### Exercise brief
Copy nothing but the text: reproduce each line of the listing exactly and leave the pictures out.

### Excerpted data
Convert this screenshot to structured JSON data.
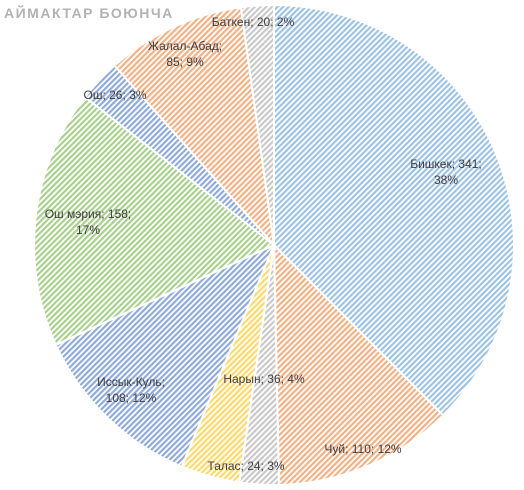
{
  "chart_data": {
    "type": "pie",
    "title": "АЙМАКТАР БОЮНЧА",
    "slices": [
      {
        "name": "Бишкек",
        "value": 341,
        "percent": "38%",
        "color": "#9dc3e6"
      },
      {
        "name": "Чуй",
        "value": 110,
        "percent": "12%",
        "color": "#f4b183"
      },
      {
        "name": "Талас",
        "value": 24,
        "percent": "3%",
        "color": "#c9c9c9"
      },
      {
        "name": "Нарын",
        "value": 36,
        "percent": "4%",
        "color": "#ffd966"
      },
      {
        "name": "Иссык-Куль",
        "value": 108,
        "percent": "12%",
        "color": "#8faadc"
      },
      {
        "name": "Ош мэрия",
        "value": 158,
        "percent": "17%",
        "color": "#a9d18e"
      },
      {
        "name": "Ош",
        "value": 26,
        "percent": "3%",
        "color": "#8faadc"
      },
      {
        "name": "Жалал-Абад",
        "value": 85,
        "percent": "9%",
        "color": "#f4b183"
      },
      {
        "name": "Баткен",
        "value": 20,
        "percent": "2%",
        "color": "#c9c9c9"
      }
    ],
    "labels": [
      {
        "line1": "Бишкек; 341;",
        "line2": "38%"
      },
      {
        "line1": "Чуй; 110; 12%",
        "line2": ""
      },
      {
        "line1": "Талас; 24; 3%",
        "line2": ""
      },
      {
        "line1": "Нарын; 36; 4%",
        "line2": ""
      },
      {
        "line1": "Иссык-Куль;",
        "line2": "108; 12%"
      },
      {
        "line1": "Ош мэрия; 158;",
        "line2": "17%"
      },
      {
        "line1": "Ош; 26; 3%",
        "line2": ""
      },
      {
        "line1": "Жалал-Абад;",
        "line2": "85; 9%"
      },
      {
        "line1": "Баткен; 20; 2%",
        "line2": ""
      }
    ],
    "start_angle_deg": 0,
    "direction": "clockwise",
    "fill_style": "diagonal-hatch",
    "legend": "none"
  }
}
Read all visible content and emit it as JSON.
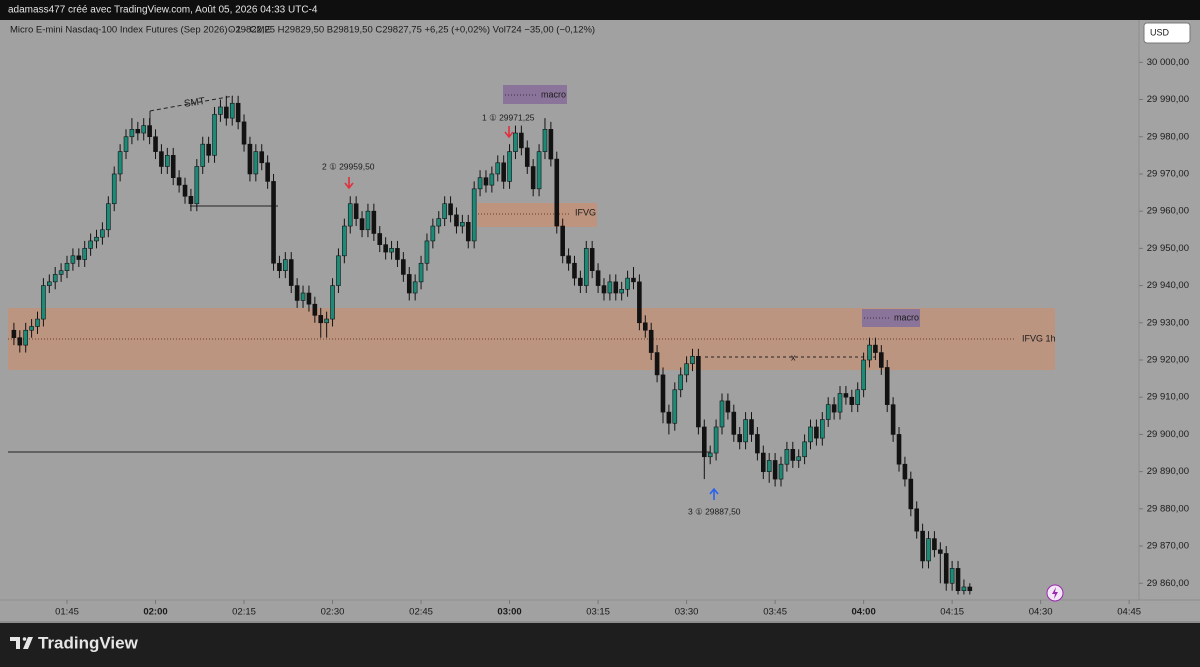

### Result for this task
Convert this screenshot to structured JSON data.
{
  "chart_data": {
    "type": "pie",
    "title": "АЙМАКТАР БОЮНЧА",
    "slices": [
      {
        "name": "Бишкек",
        "value": 341,
        "percent": "38%",
        "color": "#9dc3e6"
      },
      {
        "name": "Чуй",
        "value": 110,
        "percent": "12%",
        "color": "#f4b183"
      },
      {
        "name": "Талас",
        "value": 24,
        "percent": "3%",
        "color": "#c9c9c9"
      },
      {
        "name": "Нарын",
        "value": 36,
        "percent": "4%",
        "color": "#ffd966"
      },
      {
        "name": "Иссык-Куль",
        "value": 108,
        "percent": "12%",
        "color": "#8faadc"
      },
      {
        "name": "Ош мэрия",
        "value": 158,
        "percent": "17%",
        "color": "#a9d18e"
      },
      {
        "name": "Ош",
        "value": 26,
        "percent": "3%",
        "color": "#8faadc"
      },
      {
        "name": "Жалал-Абад",
        "value": 85,
        "percent": "9%",
        "color": "#f4b183"
      },
      {
        "name": "Баткен",
        "value": 20,
        "percent": "2%",
        "color": "#c9c9c9"
      }
    ],
    "labels": [
      {
        "line1": "Бишкек; 341;",
        "line2": "38%"
      },
      {
        "line1": "Чуй; 110; 12%",
        "line2": ""
      },
      {
        "line1": "Талас; 24; 3%",
        "line2": ""
      },
      {
        "line1": "Нарын; 36; 4%",
        "line2": ""
      },
      {
        "line1": "Иссык-Куль;",
        "line2": "108; 12%"
      },
      {
        "line1": "Ош мэрия; 158;",
        "line2": "17%"
      },
      {
        "line1": "Ош; 26; 3%",
        "line2": ""
      },
      {
        "line1": "Жалал-Абад;",
        "line2": "85; 9%"
      },
      {
        "line1": "Баткен; 20; 2%",
        "line2": ""
      }
    ],
    "start_angle_deg": 0,
    "direction": "clockwise",
    "fill_style": "diagonal-hatch",
    "legend": "none"
  }
}
Read all visible content and emit it as JSON.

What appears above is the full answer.